Written request » Omit any picture, and return the remaining data exactly as written.

Input rows »
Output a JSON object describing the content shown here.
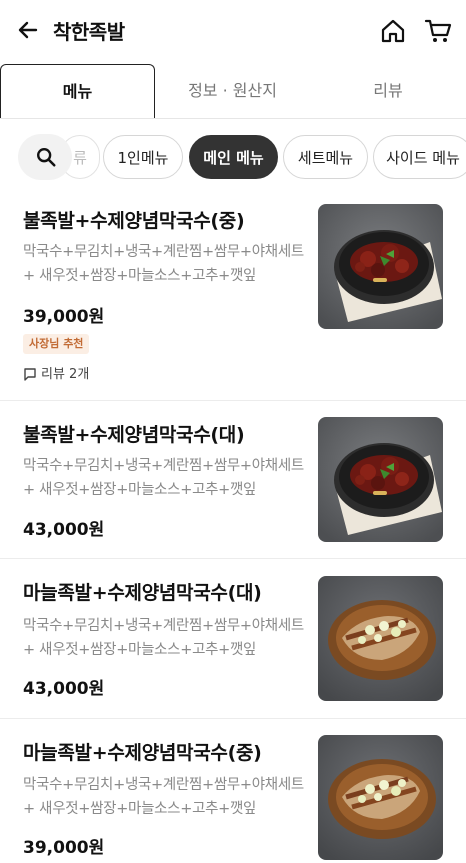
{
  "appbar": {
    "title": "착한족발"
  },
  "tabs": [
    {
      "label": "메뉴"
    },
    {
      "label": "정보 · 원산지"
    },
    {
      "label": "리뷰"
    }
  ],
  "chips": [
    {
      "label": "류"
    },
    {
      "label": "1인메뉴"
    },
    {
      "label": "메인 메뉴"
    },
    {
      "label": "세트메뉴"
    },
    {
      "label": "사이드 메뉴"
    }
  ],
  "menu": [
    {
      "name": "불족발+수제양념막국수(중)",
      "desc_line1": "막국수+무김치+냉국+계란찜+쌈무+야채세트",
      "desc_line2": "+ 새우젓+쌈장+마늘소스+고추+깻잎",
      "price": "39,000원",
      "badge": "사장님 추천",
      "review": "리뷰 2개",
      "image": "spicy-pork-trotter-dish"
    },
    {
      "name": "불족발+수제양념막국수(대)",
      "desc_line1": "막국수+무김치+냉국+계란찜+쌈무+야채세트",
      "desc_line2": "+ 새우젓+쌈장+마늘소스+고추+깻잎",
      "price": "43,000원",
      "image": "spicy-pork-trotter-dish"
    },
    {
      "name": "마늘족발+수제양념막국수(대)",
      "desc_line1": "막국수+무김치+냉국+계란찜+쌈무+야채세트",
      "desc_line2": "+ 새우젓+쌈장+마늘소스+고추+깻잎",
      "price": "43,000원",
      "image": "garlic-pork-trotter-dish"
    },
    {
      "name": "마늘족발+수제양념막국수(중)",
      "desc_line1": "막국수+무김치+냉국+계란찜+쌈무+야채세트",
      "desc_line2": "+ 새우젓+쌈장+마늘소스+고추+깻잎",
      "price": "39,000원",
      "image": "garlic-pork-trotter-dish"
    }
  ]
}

Exercise solution »
Output a JSON object describing the content shown here.
{
  "appbar": {
    "title": "착한족발"
  },
  "tabs": [
    {
      "label": "메뉴"
    },
    {
      "label": "정보 · 원산지"
    },
    {
      "label": "리뷰"
    }
  ],
  "chips": [
    {
      "label": "류"
    },
    {
      "label": "1인메뉴"
    },
    {
      "label": "메인 메뉴"
    },
    {
      "label": "세트메뉴"
    },
    {
      "label": "사이드 메뉴"
    }
  ],
  "menu": [
    {
      "name": "불족발+수제양념막국수(중)",
      "desc_line1": "막국수+무김치+냉국+계란찜+쌈무+야채세트",
      "desc_line2": "+ 새우젓+쌈장+마늘소스+고추+깻잎",
      "price": "39,000원",
      "badge": "사장님 추천",
      "review": "리뷰 2개",
      "image": "spicy-pork-trotter-dish"
    },
    {
      "name": "불족발+수제양념막국수(대)",
      "desc_line1": "막국수+무김치+냉국+계란찜+쌈무+야채세트",
      "desc_line2": "+ 새우젓+쌈장+마늘소스+고추+깻잎",
      "price": "43,000원",
      "image": "spicy-pork-trotter-dish"
    },
    {
      "name": "마늘족발+수제양념막국수(대)",
      "desc_line1": "막국수+무김치+냉국+계란찜+쌈무+야채세트",
      "desc_line2": "+ 새우젓+쌈장+마늘소스+고추+깻잎",
      "price": "43,000원",
      "image": "garlic-pork-trotter-dish"
    },
    {
      "name": "마늘족발+수제양념막국수(중)",
      "desc_line1": "막국수+무김치+냉국+계란찜+쌈무+야채세트",
      "desc_line2": "+ 새우젓+쌈장+마늘소스+고추+깻잎",
      "price": "39,000원",
      "image": "garlic-pork-trotter-dish"
    }
  ]
}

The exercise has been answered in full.